### What the exercise asks
Transcribe each record exactly. Include every one.
-=-=-
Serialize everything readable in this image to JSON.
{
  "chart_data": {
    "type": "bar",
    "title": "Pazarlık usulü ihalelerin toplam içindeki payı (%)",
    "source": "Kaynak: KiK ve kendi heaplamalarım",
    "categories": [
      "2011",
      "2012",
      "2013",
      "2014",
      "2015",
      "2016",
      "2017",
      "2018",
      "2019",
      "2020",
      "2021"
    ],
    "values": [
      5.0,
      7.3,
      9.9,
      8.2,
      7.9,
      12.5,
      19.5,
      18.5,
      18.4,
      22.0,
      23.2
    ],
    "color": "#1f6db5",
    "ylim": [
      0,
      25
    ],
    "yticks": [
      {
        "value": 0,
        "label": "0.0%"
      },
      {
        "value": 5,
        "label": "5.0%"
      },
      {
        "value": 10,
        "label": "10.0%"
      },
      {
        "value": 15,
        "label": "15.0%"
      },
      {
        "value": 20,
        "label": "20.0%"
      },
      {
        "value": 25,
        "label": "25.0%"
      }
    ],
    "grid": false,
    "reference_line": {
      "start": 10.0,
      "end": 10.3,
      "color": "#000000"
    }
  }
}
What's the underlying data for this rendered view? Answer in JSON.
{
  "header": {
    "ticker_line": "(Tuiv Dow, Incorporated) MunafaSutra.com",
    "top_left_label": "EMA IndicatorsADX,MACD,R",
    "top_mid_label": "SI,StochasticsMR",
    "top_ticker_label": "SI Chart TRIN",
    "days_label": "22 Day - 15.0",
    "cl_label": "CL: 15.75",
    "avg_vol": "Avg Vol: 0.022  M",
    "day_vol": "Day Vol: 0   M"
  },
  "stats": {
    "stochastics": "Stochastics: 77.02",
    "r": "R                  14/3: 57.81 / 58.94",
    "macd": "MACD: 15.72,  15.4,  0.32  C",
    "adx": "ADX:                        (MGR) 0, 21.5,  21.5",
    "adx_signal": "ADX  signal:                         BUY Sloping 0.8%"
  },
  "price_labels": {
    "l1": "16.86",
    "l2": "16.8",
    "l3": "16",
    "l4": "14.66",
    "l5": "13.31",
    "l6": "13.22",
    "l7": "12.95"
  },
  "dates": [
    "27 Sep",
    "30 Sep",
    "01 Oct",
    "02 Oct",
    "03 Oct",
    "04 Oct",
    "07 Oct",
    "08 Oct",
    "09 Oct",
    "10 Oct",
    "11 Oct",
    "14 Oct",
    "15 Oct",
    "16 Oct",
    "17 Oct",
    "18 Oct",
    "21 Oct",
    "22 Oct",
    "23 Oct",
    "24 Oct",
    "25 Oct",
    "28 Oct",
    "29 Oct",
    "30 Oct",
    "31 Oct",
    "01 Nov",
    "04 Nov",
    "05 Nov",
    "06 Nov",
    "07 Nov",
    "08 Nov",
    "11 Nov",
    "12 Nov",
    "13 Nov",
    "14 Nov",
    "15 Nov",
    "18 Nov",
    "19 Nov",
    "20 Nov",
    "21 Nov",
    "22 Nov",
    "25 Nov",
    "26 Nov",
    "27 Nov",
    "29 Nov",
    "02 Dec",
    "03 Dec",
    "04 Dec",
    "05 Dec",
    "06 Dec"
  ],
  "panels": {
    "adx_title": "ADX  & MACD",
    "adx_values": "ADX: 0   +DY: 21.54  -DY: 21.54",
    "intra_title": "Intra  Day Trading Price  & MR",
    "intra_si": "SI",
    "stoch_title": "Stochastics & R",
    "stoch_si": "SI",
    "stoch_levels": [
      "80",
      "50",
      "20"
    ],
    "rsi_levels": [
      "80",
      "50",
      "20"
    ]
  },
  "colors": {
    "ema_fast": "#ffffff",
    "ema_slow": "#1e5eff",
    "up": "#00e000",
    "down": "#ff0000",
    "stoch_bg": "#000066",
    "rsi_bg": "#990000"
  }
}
-=-=-
### Complete output
Serialize everything readable in this image to JSON.
{
  "chart_data": {
    "type": "bar",
    "title": "Pazarlık usulü ihalelerin toplam içindeki payı (%)",
    "source": "Kaynak: KiK ve kendi heaplamalarım",
    "categories": [
      "2011",
      "2012",
      "2013",
      "2014",
      "2015",
      "2016",
      "2017",
      "2018",
      "2019",
      "2020",
      "2021"
    ],
    "values": [
      5.0,
      7.3,
      9.9,
      8.2,
      7.9,
      12.5,
      19.5,
      18.5,
      18.4,
      22.0,
      23.2
    ],
    "color": "#1f6db5",
    "ylim": [
      0,
      25
    ],
    "yticks": [
      {
        "value": 0,
        "label": "0.0%"
      },
      {
        "value": 5,
        "label": "5.0%"
      },
      {
        "value": 10,
        "label": "10.0%"
      },
      {
        "value": 15,
        "label": "15.0%"
      },
      {
        "value": 20,
        "label": "20.0%"
      },
      {
        "value": 25,
        "label": "25.0%"
      }
    ],
    "grid": false,
    "reference_line": {
      "start": 10.0,
      "end": 10.3,
      "color": "#000000"
    }
  }
}
What's the underlying data for this rendered view? Answer in JSON.
{
  "header": {
    "ticker_line": "(Tuiv Dow, Incorporated) MunafaSutra.com",
    "top_left_label": "EMA IndicatorsADX,MACD,R",
    "top_mid_label": "SI,StochasticsMR",
    "top_ticker_label": "SI Chart TRIN",
    "days_label": "22 Day - 15.0",
    "cl_label": "CL: 15.75",
    "avg_vol": "Avg Vol: 0.022  M",
    "day_vol": "Day Vol: 0   M"
  },
  "stats": {
    "stochastics": "Stochastics: 77.02",
    "r": "R                  14/3: 57.81 / 58.94",
    "macd": "MACD: 15.72,  15.4,  0.32  C",
    "adx": "ADX:                        (MGR) 0, 21.5,  21.5",
    "adx_signal": "ADX  signal:                         BUY Sloping 0.8%"
  },
  "price_labels": {
    "l1": "16.86",
    "l2": "16.8",
    "l3": "16",
    "l4": "14.66",
    "l5": "13.31",
    "l6": "13.22",
    "l7": "12.95"
  },
  "dates": [
    "27 Sep",
    "30 Sep",
    "01 Oct",
    "02 Oct",
    "03 Oct",
    "04 Oct",
    "07 Oct",
    "08 Oct",
    "09 Oct",
    "10 Oct",
    "11 Oct",
    "14 Oct",
    "15 Oct",
    "16 Oct",
    "17 Oct",
    "18 Oct",
    "21 Oct",
    "22 Oct",
    "23 Oct",
    "24 Oct",
    "25 Oct",
    "28 Oct",
    "29 Oct",
    "30 Oct",
    "31 Oct",
    "01 Nov",
    "04 Nov",
    "05 Nov",
    "06 Nov",
    "07 Nov",
    "08 Nov",
    "11 Nov",
    "12 Nov",
    "13 Nov",
    "14 Nov",
    "15 Nov",
    "18 Nov",
    "19 Nov",
    "20 Nov",
    "21 Nov",
    "22 Nov",
    "25 Nov",
    "26 Nov",
    "27 Nov",
    "29 Nov",
    "02 Dec",
    "03 Dec",
    "04 Dec",
    "05 Dec",
    "06 Dec"
  ],
  "panels": {
    "adx_title": "ADX  & MACD",
    "adx_values": "ADX: 0   +DY: 21.54  -DY: 21.54",
    "intra_title": "Intra  Day Trading Price  & MR",
    "intra_si": "SI",
    "stoch_title": "Stochastics & R",
    "stoch_si": "SI",
    "stoch_levels": [
      "80",
      "50",
      "20"
    ],
    "rsi_levels": [
      "80",
      "50",
      "20"
    ]
  },
  "colors": {
    "ema_fast": "#ffffff",
    "ema_slow": "#1e5eff",
    "up": "#00e000",
    "down": "#ff0000",
    "stoch_bg": "#000066",
    "rsi_bg": "#990000"
  }
}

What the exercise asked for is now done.